> **Problems to solve**
a: In the Brooklyn library renovation text, explain why the design team held intensive, collaborative workshops with library staff and administrators.
b: According to the Brooklyn library renovation text, in what year and style was the historic Central Library building built?
c: Rewrite the paragraph of the Brooklyn library renovation text that begins "At the architectural scale" as a bulleted list that keeps its main facts.

> **Text extract**
______________________________

Brooklyn Public Library Central Branch Renovation – The project brief for the Brooklyn Public Library Central Library master plan started with the goals of restoring the historic 1941 art deco building while expanding the range of public service offerings made available to its diverse community of users. Toshiko Mori Architect worked with library staff and other stakeholders to craft a comprehensive, long-term, and strategic vision that could creatively expand the definition of the library in the 21st century. Beyond a repository for information and media, we saw an opportunity to introduce new library programs and services that would engage the library and its patrons in a dialogue about civic engagement with contemporary life in Brooklyn and New York City.
Architizer chatted with Landon Brown, Studio Director and Project Manager at Toshiko Mori Architect, to learn more about this project.
Architizer: What inspired the initial concept for your design?
Landon Brown: Shared community resources have taken on new urgency in the 21st century. At the Brooklyn Public Central Library we developed a series of intensive, collaborative, and wide ranging workshops designed to function as a platform for staff, administrators, and our design team for defining what such community resources might be in the context of a 21st century public library. Group participation and shared inspiration were co-conspirators in a deep process of discovery about programming goals, architectural interventions, and new service models that could be introduced over the course of the coming years and decades.
What do you believe is the most unique or ‘standout’ component of the project?
At the architectural scale, the rendering of the restored historic fabric alongside contemporary interventions offers an exciting dialogue which celebrates the original spirit of the library. At the programmatic scale, the inventive yet relevant new public service offerings- from a new Business and Career Center, to a new Civic Commons space- introduces the user community to a wider definition of what libraries can be in he 21st century. Discrete materials and details including sculptural ceiling elements celebrate contemporary aspirations, while soft curves and wood paneling recall the original spirit of the vaunted building.
What was the greatest design challenge you faced during the project, and how did you navigate it?
Navigating the complexities of a three-quarters-of-a-century-old building is not for the faint of heart. At the Central Library the greatest challenge in doing so was making sense of the sheer number of decisions uncovered every time a removed wall floor, or ceiling, revealed the secrets of renovations past. On the other hand, navigating the complexities of designing for and in collaboration with a complex constituency of staff, administrators, and the public requires both a flexible design strategy and a deep empathy for the common goals underlying the project. Achieving these goals required both the success of early-stage workshops, the participation of all these stakeholders, and a construction team who were just as excited about them as we were.

______________________________

> **Given data**

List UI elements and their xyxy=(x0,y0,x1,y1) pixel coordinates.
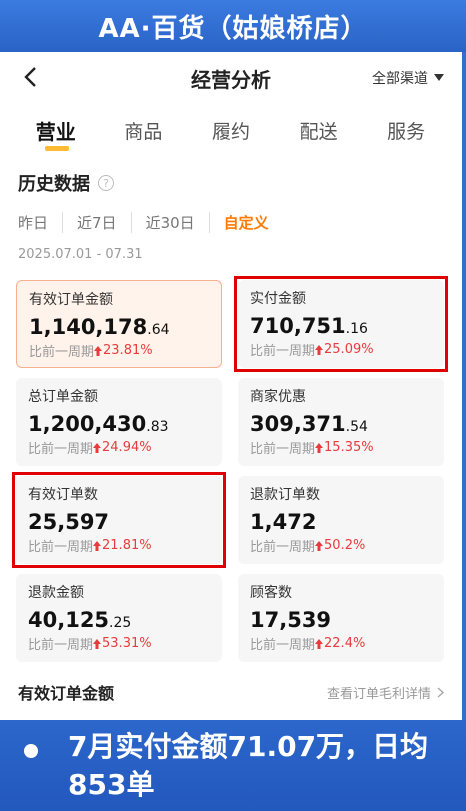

______________________________

> **Answers for the exercise**
a: Shared community resources have taken on new urgency in the 21st century. The workshops gave staff, administrators and the design team a platform to define what those resources might be in a 21st-century public library. They also drove a process of discovery about programming goals, architectural interventions and new service models for the coming years and decades.

b: It is a 1941 art deco building.

c:
- Architectural scale: the restored historic fabric sits alongside contemporary interventions, creating a dialogue that celebrates the library's original spirit.
- Programmatic scale: new public service offerings, including a Business and Career Center and a Civic Commons space, show users a wider definition of what libraries can be in the 21st century.
- Materials and details: sculptural ceiling elements express contemporary aspirations, while soft curves and wood paneling recall the building's original spirit.